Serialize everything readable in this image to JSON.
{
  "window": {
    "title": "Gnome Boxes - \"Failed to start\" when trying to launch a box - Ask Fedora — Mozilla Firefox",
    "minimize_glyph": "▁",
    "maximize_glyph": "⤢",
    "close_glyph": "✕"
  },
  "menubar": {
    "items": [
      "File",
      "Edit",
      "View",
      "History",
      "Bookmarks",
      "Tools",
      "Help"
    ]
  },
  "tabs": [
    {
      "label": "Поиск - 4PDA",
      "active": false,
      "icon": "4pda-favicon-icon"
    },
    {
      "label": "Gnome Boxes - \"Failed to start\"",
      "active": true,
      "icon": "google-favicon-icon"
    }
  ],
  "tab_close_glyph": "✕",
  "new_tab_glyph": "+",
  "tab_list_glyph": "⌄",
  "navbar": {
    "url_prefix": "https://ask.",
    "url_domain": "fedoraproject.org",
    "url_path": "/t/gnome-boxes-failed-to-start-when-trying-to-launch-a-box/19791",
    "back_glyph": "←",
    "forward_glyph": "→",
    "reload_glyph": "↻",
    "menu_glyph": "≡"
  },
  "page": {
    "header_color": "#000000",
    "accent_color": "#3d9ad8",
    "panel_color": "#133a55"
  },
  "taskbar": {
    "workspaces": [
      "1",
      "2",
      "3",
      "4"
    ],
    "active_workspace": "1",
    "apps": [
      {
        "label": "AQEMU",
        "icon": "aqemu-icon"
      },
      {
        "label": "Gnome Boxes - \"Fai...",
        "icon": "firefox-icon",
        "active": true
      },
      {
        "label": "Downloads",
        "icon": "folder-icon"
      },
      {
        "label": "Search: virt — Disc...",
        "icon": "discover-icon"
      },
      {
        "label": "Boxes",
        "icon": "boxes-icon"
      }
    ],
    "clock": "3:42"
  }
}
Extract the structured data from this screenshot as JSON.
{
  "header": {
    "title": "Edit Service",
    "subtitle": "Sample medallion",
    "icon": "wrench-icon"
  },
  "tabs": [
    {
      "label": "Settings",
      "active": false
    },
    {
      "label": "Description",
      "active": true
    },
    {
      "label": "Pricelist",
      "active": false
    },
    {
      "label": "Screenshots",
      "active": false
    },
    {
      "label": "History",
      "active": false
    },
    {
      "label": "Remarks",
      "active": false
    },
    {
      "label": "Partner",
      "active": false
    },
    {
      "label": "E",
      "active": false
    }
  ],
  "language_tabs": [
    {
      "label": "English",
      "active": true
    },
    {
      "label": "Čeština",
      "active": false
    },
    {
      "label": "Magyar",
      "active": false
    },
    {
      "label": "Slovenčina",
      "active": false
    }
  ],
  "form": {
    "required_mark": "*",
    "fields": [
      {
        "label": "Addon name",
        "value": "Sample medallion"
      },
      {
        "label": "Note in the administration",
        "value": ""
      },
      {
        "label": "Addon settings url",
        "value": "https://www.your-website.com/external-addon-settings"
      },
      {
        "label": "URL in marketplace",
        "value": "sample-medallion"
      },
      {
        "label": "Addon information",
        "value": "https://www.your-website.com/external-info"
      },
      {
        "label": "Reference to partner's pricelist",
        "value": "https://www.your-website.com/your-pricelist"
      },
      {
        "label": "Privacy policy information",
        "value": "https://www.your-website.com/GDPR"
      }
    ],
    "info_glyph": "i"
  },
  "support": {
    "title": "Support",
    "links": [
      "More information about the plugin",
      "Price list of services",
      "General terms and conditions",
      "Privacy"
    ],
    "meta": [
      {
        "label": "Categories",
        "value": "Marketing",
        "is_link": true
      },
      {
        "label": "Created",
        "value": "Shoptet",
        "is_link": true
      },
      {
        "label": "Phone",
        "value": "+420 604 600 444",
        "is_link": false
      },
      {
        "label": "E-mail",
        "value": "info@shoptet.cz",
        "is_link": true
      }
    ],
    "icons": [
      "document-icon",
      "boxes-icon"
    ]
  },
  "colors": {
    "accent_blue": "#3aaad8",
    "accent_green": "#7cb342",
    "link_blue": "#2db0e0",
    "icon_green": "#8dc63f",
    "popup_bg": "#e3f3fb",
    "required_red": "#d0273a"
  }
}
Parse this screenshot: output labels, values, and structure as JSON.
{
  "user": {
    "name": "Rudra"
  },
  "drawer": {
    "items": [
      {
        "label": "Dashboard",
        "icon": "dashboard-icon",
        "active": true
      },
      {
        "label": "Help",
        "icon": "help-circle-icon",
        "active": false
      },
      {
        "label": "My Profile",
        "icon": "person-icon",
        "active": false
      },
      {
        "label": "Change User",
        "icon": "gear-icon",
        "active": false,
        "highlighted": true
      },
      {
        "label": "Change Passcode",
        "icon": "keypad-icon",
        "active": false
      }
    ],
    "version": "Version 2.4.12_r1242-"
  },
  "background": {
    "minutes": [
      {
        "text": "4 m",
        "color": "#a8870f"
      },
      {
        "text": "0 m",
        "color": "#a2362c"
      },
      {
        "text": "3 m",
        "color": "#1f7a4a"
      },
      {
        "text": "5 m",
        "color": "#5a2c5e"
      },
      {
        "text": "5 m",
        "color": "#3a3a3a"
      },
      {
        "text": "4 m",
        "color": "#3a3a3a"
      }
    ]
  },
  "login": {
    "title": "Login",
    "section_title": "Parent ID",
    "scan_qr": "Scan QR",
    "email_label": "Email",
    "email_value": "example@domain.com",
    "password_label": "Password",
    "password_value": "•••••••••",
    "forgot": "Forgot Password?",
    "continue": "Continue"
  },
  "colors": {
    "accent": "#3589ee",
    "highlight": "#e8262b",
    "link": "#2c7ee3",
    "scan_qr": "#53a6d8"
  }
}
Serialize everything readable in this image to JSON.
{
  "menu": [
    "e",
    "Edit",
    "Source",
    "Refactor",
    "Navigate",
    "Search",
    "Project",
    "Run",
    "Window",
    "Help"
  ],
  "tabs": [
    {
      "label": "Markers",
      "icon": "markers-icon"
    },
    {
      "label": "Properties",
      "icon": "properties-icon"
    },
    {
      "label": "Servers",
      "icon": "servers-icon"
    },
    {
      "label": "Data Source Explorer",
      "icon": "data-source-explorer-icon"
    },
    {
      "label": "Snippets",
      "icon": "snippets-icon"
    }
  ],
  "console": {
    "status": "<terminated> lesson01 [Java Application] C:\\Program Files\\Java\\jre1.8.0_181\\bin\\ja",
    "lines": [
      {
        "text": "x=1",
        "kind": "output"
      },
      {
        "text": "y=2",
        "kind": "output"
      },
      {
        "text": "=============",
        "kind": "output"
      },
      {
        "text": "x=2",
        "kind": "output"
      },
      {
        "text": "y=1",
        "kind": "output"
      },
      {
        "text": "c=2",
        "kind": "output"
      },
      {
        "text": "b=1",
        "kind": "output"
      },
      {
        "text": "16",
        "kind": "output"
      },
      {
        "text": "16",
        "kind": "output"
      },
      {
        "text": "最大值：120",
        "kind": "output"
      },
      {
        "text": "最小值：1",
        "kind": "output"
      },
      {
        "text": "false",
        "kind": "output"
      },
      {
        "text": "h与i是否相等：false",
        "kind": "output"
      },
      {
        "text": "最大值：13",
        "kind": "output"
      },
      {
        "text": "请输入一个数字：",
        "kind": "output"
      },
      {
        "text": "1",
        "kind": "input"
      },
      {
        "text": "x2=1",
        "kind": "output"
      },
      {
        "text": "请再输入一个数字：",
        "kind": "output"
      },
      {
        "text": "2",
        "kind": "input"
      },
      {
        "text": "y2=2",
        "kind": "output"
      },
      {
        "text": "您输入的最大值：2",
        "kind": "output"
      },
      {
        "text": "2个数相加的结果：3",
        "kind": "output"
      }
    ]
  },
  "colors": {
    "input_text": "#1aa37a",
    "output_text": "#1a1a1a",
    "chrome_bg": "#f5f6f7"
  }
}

EXERCISE GOAL
Copy all lines from the material that contain "website".

EXERCISE RESPONSE
        "value": "https://www.your-website.com/external-addon-settings"
        "value": "https://www.your-website.com/external-info"
        "value": "https://www.your-website.com/your-pricelist"
        "value": "https://www.your-website.com/GDPR"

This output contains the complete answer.